▶ [AUFGABEN]
1. Schreiben Sie aus dem Forenbeitrag zur JTable den Abschnitt ab, der mit den Worten „## dmatdh (2.“ beginnt und mit „und soweit funktioniert...“ endet.
2. Beantworten Sie anhand des Forenbeitrags zur JTable die folgenden Fragen:
(a) Seit wie vielen Tagen wird laut Forenbeitrag bereits an dem Problem gearbeitet?
(b) Um welche Art von Datenbank handelt es sich?
(c) Was erscheint beim Editieren anstelle eines Häkchens in der JCheckBox?

▶ [TEXTAUSZUG]

# JTable - JCheckbox und Renderer



## dmatdh (2. Apr 2009)

Hey,
ich sitze nun seit guten 4 Tagen an dem Problem und komme einfach nicht weiter!
Ich habe eine Kontaktdatenbank und möchte, falls eine Bedingung auftritt (in einer Datenbank ein bestimmter Wert über 0 ist) die ganze Spalte farblich makieren! 
Da beginnt schon das Problem. Für die farbliche Makierung benötige ich einen eigenen Renderer, welcher geschrieben wurde und soweit funktioniert...
Leider überschreibt mein Renderer den DefaultRenderer und somit sind bei boolean true/false keine JCheckBox mehr vorhanden.
Nach langen suchen habe ich eine Lösung dazu gefunden aber nun stehe ich vor dem Problem, dass die JCheckBox kein Häkchen bekomtm sondern ein JTextField - zumindest zum Editieren!)
Brauche Hilfe, komme nicht mehr weiter!

▶ [DATENSATZ]
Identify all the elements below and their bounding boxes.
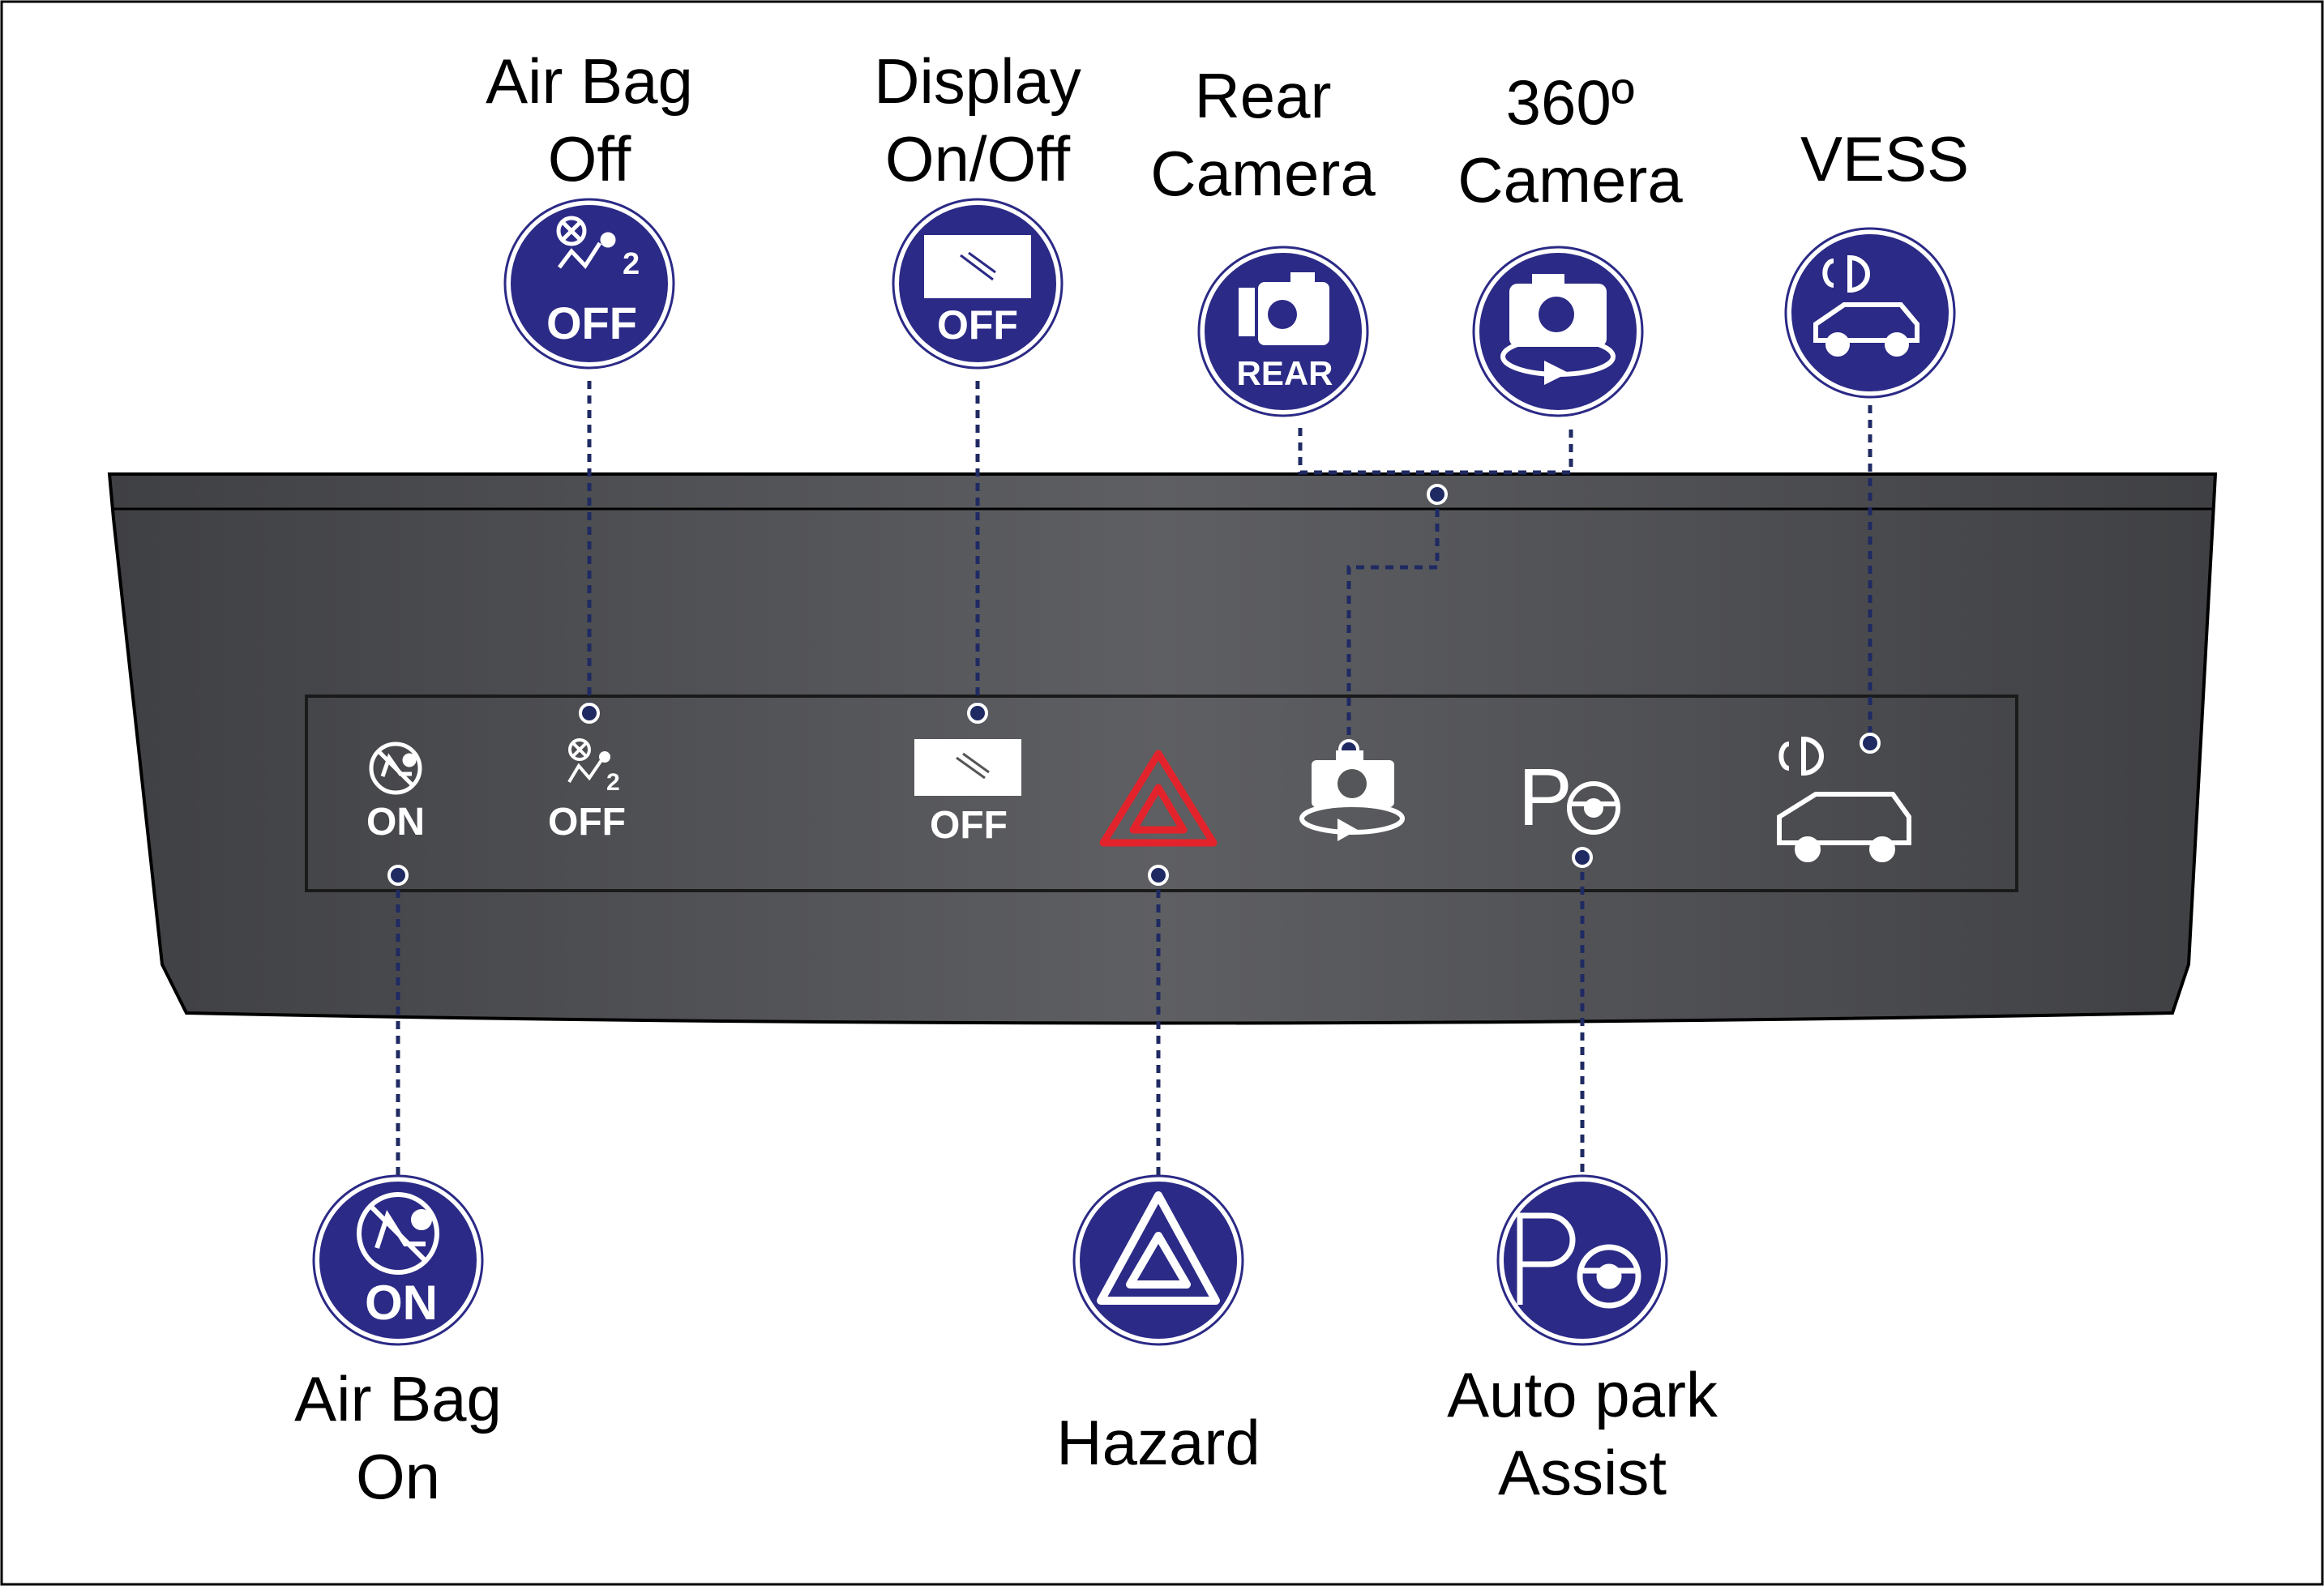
--
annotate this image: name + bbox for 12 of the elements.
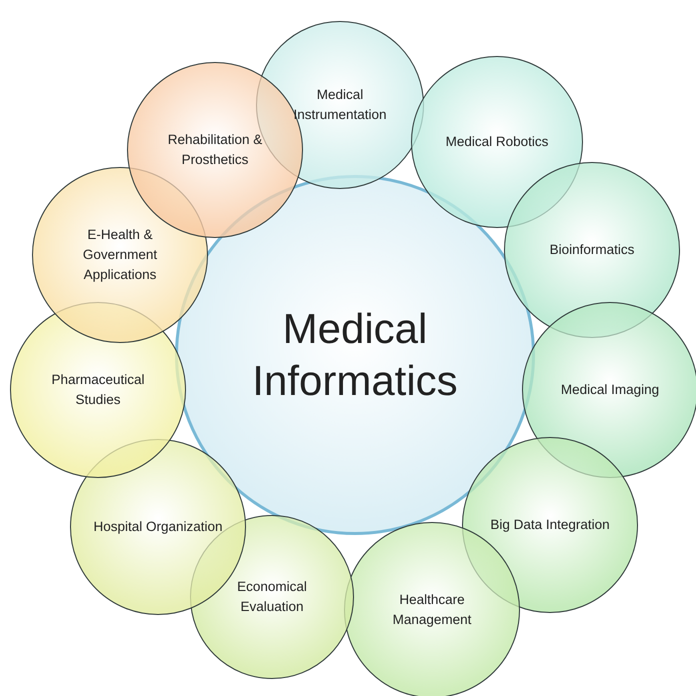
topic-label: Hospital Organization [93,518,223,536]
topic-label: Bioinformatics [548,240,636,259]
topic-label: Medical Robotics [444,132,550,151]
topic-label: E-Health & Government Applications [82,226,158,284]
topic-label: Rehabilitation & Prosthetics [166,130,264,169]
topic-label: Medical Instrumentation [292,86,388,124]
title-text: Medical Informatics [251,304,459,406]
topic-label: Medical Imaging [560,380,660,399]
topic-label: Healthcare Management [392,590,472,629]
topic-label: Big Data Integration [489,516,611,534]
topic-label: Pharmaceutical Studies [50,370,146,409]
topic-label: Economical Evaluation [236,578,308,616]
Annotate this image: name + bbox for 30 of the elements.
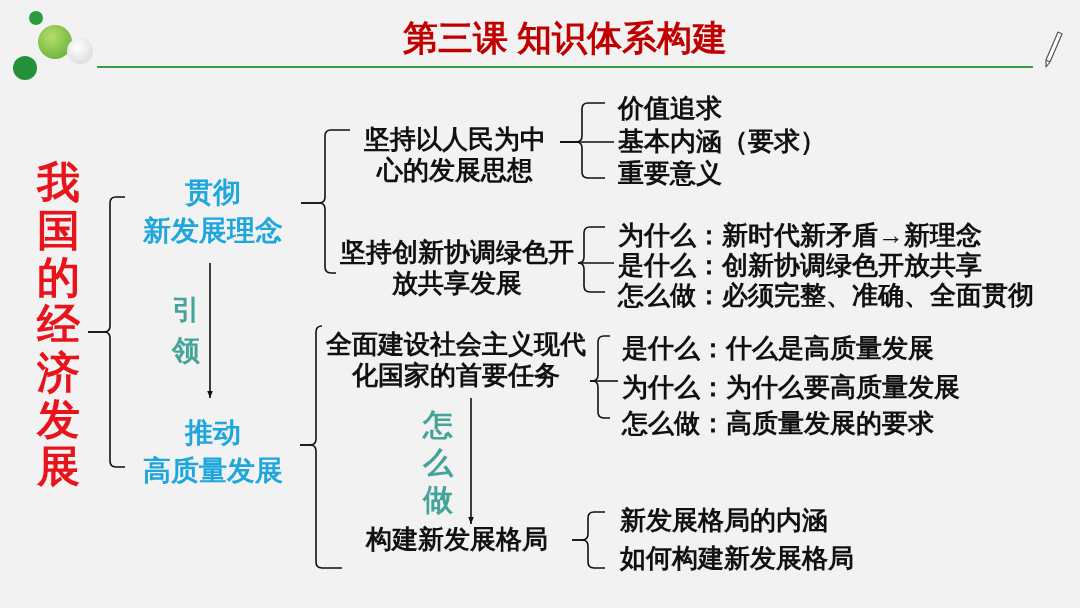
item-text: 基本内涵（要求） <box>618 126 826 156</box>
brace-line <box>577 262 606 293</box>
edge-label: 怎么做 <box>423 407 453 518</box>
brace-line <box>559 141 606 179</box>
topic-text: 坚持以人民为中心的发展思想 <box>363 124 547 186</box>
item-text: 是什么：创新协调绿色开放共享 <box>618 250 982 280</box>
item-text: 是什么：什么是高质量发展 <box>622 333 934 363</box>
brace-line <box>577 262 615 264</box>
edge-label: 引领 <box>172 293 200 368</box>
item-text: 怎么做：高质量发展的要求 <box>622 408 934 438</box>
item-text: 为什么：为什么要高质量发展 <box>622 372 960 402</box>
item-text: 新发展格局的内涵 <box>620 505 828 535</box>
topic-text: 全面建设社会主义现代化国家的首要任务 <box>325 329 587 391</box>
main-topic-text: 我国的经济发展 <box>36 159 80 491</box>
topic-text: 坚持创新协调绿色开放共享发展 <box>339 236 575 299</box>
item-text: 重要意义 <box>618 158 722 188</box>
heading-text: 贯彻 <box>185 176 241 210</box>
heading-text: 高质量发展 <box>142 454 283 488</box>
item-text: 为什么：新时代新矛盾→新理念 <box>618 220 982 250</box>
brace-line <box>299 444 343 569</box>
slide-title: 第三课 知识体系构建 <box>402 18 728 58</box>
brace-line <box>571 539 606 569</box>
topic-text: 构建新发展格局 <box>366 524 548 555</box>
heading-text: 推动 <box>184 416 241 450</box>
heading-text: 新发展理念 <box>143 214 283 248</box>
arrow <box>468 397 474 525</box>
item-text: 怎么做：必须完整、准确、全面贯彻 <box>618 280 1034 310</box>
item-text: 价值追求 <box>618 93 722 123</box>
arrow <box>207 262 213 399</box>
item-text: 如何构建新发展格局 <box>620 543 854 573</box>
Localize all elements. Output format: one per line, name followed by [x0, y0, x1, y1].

▶ [LÖSUNGEN]
1.
## dmatdh (2. Apr 2009)

Hey,
ich sitze nun seit guten 4 Tagen an dem Problem und komme einfach nicht weiter!
Ich habe eine Kontaktdatenbank und möchte, falls eine Bedingung auftritt (in einer Datenbank ein bestimmter Wert über 0 ist) die ganze Spalte farblich makieren! 
Da beginnt schon das Problem. Für die farbliche Makierung benötige ich einen eigenen Renderer, welcher geschrieben wurde und soweit funktioniert...

2.
(a) Seit guten 4 Tagen.
(b) Um eine Kontaktdatenbank.
(c) Ein JTextField.